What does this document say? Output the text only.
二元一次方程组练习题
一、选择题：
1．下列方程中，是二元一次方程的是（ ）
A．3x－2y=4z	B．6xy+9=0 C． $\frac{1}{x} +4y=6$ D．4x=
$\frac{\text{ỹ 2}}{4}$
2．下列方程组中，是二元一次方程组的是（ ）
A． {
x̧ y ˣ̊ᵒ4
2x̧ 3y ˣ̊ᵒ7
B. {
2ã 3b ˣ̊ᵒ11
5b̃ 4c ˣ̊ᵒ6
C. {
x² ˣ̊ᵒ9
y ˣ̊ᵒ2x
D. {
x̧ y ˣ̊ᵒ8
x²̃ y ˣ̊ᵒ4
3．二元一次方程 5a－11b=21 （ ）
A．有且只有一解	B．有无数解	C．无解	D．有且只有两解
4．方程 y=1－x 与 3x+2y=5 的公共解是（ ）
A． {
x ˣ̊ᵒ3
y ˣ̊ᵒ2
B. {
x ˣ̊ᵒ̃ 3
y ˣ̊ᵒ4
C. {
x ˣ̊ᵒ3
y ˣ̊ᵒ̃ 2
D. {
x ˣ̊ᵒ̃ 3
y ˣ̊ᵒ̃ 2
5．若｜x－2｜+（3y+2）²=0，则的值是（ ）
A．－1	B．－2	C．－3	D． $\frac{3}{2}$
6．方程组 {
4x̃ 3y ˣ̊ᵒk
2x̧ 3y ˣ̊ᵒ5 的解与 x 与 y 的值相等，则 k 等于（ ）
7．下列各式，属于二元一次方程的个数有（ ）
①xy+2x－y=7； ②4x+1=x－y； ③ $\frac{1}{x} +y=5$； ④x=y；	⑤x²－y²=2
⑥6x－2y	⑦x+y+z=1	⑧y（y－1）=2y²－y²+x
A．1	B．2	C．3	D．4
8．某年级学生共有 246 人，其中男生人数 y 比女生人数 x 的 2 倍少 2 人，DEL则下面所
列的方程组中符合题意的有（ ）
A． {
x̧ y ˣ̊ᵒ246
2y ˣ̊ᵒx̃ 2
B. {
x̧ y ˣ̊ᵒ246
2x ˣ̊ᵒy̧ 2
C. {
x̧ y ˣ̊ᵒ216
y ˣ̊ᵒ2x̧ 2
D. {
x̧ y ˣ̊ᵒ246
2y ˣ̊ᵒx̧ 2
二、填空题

▶ _What the exercise asks_
Show all lines from the records above where the word "text" occurs.

▶ _Final result_
What does this document say? Output the text only.
$\frac{\text{ỹ 2}}{4}$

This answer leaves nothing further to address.